Stated exercise. Report each line of the data that includes the word "에너지부문의".

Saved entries
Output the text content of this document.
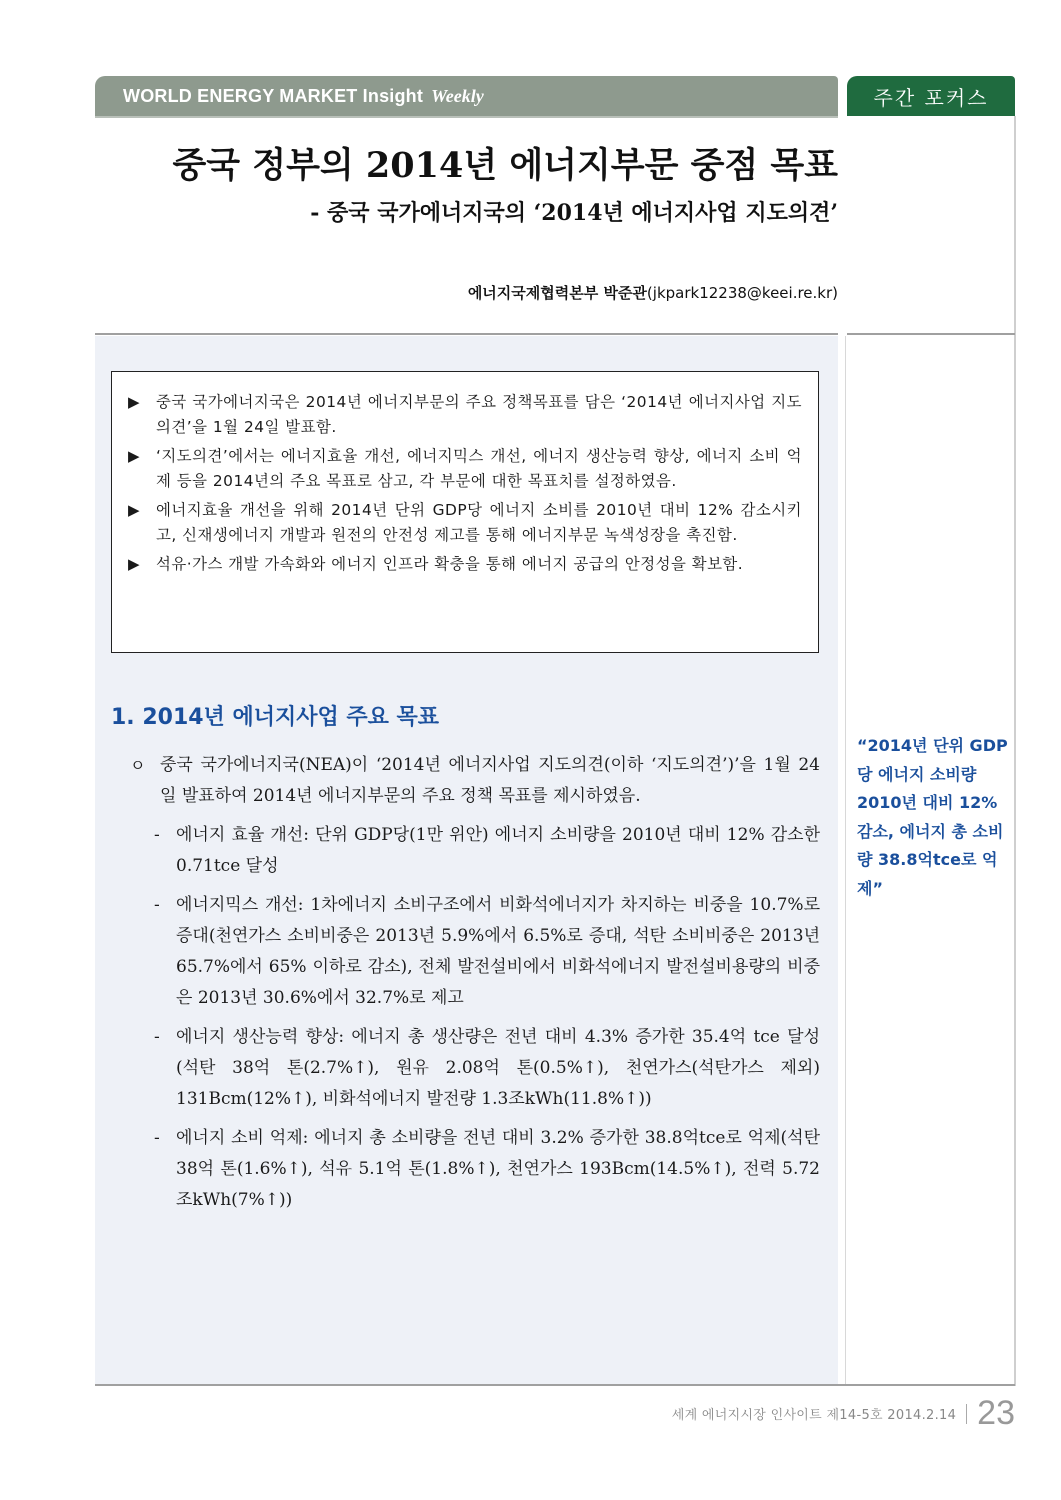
WORLD ENERGY MARKET Insight Weekly	주간 포커스
중국 정부의 2014년 에너지부문 중점 목표
- 중국 국가에너지국의 ‘2014년 에너지사업 지도의견’
에너지국제협력본부 박준관(jkpark12238@keei.re.kr)
▶	중국 국가에너지국은 2014년 에너지부문의 주요 정책목표를 담은 ‘2014년 에너지사업 지도의견’을 1월 24일 발표함.
▶	‘지도의견’에서는 에너지효율 개선, 에너지믹스 개선, 에너지 생산능력 향상, 에너지 소비 억제 등을 2014년의 주요 목표로 삼고, 각 부문에 대한 목표치를 설정하였음.
▶	에너지효율 개선을 위해 2014년 단위 GDP당 에너지 소비를 2010년 대비 12% 감소시키고, 신재생에너지 개발과 원전의 안전성 제고를 통해 에너지부문 녹색성장을 촉진함.
▶	석유·가스 개발 가속화와 에너지 인프라 확충을 통해 에너지 공급의 안정성을 확보함.
1. 2014년 에너지사업 주요 목표
ㅇ 중국 국가에너지국(NEA)이 ‘2014년 에너지사업 지도의견(이하 ‘지도의견’)’을 1월 24일 발표하여 2014년 에너지부문의 주요 정책 목표를 제시하였음.
- 에너지 효율 개선: 단위 GDP당(1만 위안) 에너지 소비량을 2010년 대비 12% 감소한 0.71tce 달성
- 에너지믹스 개선: 1차에너지 소비구조에서 비화석에너지가 차지하는 비중을 10.7%로 증대(천연가스 소비비중은 2013년 5.9%에서 6.5%로 증대, 석탄 소비비중은 2013년 65.7%에서 65% 이하로 감소), 전체 발전설비에서 비화석에너지 발전설비용량의 비중은 2013년 30.6%에서 32.7%로 제고
- 에너지 생산능력 향상: 에너지 총 생산량은 전년 대비 4.3% 증가한 35.4억 tce 달성(석탄 38억 톤(2.7%↑), 원유 2.08억 톤(0.5%↑), 천연가스(석탄가스 제외) 131Bcm(12%↑), 비화석에너지 발전량 1.3조kWh(11.8%↑))
- 에너지 소비 억제: 에너지 총 소비량을 전년 대비 3.2% 증가한 38.8억tce로 억제(석탄 38억 톤(1.6%↑), 석유 5.1억 톤(1.8%↑), 천연가스 193Bcm(14.5%↑), 전력 5.72조kWh(7%↑))
“2014년 단위 GDP당 에너지 소비량 2010년 대비 12% 감소, 에너지 총 소비량 38.8억tce로 억제”
세계 에너지시장 인사이트 제14-5호 2014.2.14 23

The completed task.
▶	중국 국가에너지국은 2014년 에너지부문의 주요 정책목표를 담은 ‘2014년 에너지사업 지도의견’을 1월 24일 발표함.
ㅇ 중국 국가에너지국(NEA)이 ‘2014년 에너지사업 지도의견(이하 ‘지도의견’)’을 1월 24일 발표하여 2014년 에너지부문의 주요 정책 목표를 제시하였음.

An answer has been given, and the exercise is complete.